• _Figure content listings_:
——
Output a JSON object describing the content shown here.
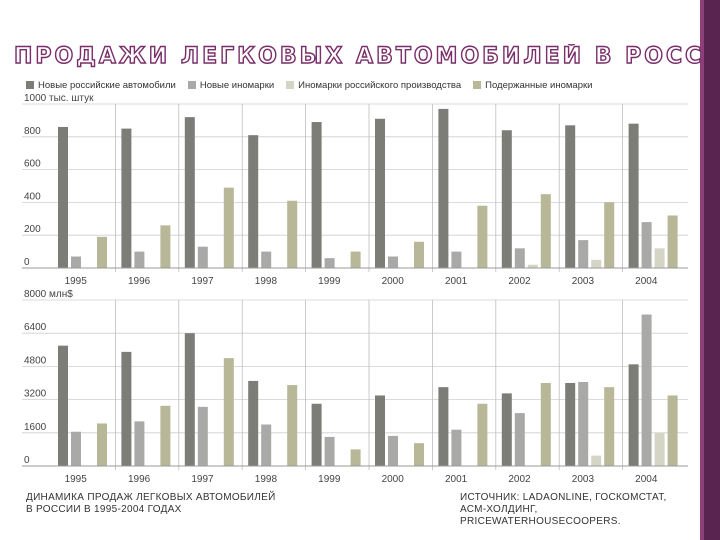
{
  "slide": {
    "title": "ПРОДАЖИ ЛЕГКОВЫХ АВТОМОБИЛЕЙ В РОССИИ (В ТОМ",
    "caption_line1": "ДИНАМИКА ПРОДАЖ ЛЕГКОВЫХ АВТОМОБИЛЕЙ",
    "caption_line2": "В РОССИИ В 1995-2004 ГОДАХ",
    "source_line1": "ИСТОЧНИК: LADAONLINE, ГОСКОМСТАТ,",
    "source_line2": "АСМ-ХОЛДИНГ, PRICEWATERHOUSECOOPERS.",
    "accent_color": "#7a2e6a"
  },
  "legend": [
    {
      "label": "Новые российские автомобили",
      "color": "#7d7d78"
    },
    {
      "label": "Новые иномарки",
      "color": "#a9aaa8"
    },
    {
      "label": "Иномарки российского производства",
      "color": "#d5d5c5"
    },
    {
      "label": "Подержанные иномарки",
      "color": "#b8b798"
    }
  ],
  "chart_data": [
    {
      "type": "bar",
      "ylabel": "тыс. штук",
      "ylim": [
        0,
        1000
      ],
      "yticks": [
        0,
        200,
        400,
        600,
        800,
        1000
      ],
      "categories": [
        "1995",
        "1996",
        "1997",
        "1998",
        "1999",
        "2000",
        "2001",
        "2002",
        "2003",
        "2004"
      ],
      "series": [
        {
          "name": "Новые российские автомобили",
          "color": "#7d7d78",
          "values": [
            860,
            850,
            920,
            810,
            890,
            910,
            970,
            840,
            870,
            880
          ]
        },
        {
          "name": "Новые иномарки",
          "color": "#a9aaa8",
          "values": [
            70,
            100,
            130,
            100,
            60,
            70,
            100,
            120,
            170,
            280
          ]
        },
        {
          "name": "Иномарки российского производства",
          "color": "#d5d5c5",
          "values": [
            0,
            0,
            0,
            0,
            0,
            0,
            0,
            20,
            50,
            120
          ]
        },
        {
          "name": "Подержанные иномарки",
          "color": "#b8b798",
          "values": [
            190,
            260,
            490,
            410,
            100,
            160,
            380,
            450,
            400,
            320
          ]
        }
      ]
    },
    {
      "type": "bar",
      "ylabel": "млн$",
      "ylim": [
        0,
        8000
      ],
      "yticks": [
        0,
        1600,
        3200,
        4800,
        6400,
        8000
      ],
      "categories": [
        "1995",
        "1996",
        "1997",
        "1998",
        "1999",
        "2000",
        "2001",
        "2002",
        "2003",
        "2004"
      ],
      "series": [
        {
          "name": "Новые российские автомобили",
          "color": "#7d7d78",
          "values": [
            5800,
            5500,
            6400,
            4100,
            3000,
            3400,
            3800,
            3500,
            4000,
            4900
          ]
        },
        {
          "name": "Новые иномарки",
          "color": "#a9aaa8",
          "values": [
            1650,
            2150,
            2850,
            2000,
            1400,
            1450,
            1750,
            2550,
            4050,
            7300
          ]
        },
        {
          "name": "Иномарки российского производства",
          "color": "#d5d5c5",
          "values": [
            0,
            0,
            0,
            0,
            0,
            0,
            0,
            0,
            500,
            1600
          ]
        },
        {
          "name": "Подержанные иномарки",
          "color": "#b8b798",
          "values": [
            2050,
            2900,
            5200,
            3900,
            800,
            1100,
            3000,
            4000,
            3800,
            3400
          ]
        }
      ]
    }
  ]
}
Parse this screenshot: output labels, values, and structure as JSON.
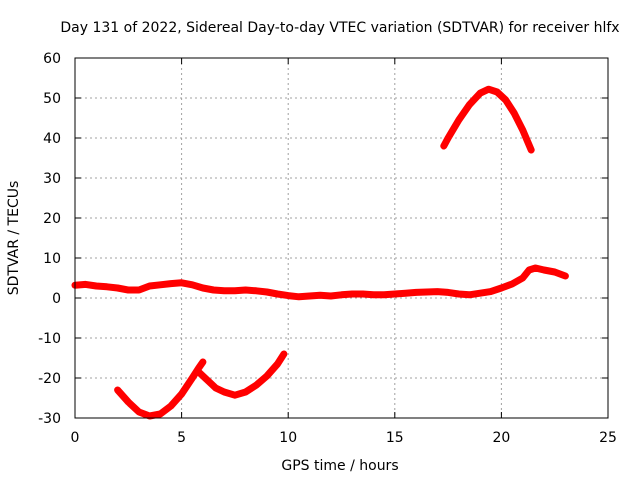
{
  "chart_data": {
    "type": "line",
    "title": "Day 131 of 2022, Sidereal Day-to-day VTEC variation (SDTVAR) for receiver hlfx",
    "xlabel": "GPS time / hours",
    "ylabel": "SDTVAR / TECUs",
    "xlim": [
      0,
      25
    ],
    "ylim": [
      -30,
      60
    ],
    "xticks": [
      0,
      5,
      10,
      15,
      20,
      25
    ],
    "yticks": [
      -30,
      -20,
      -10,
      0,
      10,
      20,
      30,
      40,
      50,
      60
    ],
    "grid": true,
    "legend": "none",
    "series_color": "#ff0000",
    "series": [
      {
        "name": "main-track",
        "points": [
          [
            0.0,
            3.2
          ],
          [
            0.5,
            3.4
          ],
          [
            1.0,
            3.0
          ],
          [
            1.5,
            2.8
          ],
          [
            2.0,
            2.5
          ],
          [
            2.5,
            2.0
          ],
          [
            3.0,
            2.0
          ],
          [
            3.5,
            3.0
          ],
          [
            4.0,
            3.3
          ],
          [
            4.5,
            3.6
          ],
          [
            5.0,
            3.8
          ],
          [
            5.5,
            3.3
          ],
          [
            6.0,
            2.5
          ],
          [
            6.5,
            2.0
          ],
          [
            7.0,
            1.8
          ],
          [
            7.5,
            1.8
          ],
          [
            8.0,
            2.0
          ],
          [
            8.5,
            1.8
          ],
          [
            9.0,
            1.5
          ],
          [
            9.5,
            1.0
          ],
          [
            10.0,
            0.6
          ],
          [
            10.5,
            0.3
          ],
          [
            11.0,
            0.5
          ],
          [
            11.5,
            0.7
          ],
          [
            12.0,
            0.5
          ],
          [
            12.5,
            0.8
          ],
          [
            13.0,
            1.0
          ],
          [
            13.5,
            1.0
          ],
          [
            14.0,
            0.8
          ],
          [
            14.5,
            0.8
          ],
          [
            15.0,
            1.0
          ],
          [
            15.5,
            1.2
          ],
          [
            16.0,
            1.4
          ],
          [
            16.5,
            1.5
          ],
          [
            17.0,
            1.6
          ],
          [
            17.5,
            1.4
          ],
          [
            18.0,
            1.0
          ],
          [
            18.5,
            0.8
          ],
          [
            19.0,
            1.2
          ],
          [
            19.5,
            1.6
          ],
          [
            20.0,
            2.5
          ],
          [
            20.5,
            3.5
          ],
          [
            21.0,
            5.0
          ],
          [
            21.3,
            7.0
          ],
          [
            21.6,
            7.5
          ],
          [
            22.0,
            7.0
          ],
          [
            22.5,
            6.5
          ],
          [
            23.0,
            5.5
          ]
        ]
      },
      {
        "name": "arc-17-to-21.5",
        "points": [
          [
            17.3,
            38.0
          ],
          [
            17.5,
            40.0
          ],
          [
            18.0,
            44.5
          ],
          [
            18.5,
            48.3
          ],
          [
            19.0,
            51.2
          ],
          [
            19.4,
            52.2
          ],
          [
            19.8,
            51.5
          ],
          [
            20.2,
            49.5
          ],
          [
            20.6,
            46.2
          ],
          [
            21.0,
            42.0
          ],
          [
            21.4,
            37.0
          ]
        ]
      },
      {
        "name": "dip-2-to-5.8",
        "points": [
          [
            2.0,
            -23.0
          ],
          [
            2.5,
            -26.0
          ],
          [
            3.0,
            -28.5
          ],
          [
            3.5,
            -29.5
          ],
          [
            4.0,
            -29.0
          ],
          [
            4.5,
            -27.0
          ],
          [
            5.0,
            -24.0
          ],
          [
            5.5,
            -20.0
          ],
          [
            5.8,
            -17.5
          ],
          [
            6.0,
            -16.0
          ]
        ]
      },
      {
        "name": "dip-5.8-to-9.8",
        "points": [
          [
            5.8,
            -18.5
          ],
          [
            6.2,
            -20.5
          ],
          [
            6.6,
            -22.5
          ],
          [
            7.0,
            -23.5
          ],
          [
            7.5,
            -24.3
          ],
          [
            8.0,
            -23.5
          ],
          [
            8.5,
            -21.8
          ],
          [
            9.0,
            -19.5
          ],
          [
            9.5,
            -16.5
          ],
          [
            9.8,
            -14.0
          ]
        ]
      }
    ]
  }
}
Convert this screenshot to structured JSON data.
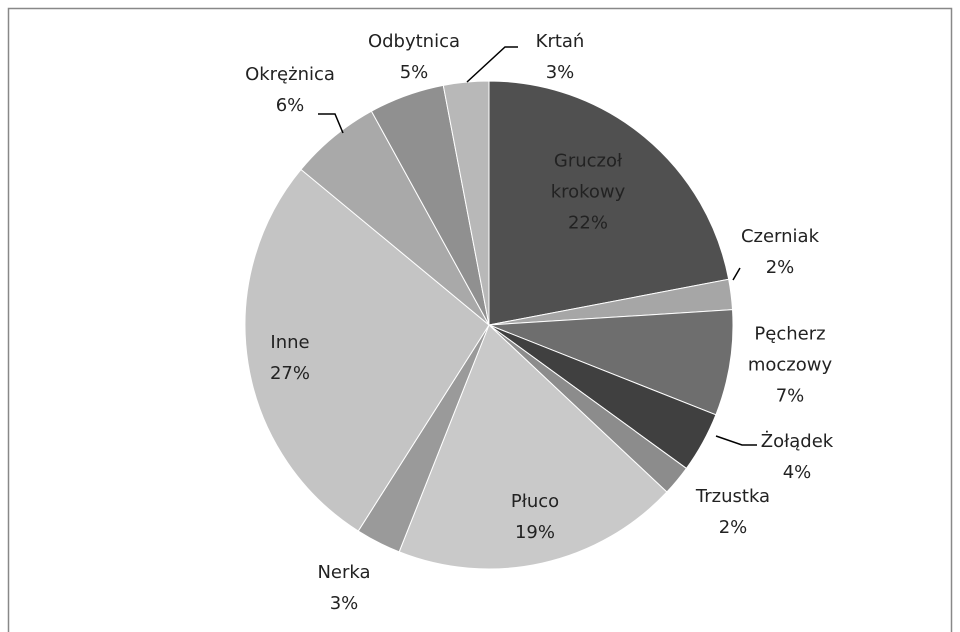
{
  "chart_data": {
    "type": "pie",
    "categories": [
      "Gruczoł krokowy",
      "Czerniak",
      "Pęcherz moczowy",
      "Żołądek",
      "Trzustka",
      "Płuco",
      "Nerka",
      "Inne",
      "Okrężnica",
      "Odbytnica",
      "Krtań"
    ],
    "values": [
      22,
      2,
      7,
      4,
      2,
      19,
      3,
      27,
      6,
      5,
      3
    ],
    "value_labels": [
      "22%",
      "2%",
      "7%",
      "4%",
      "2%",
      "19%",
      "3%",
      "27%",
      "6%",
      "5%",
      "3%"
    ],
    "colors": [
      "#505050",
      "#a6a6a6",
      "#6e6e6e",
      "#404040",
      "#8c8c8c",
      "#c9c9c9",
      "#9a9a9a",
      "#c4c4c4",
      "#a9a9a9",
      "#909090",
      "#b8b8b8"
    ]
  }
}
——
• _TASK DETAILS_:
Retype only the lines above from the one with "Convert this screenshot" through the last, both ends included, keeping every picture out of the copy.

• _WRITTEN SOLUTION_:
Convert this screenshot to structured JSON data.
{
  "chart_data": {
    "type": "pie",
    "categories": [
      "Gruczoł krokowy",
      "Czerniak",
      "Pęcherz moczowy",
      "Żołądek",
      "Trzustka",
      "Płuco",
      "Nerka",
      "Inne",
      "Okrężnica",
      "Odbytnica",
      "Krtań"
    ],
    "values": [
      22,
      2,
      7,
      4,
      2,
      19,
      3,
      27,
      6,
      5,
      3
    ],
    "value_labels": [
      "22%",
      "2%",
      "7%",
      "4%",
      "2%",
      "19%",
      "3%",
      "27%",
      "6%",
      "5%",
      "3%"
    ],
    "colors": [
      "#505050",
      "#a6a6a6",
      "#6e6e6e",
      "#404040",
      "#8c8c8c",
      "#c9c9c9",
      "#9a9a9a",
      "#c4c4c4",
      "#a9a9a9",
      "#909090",
      "#b8b8b8"
    ]
  }
}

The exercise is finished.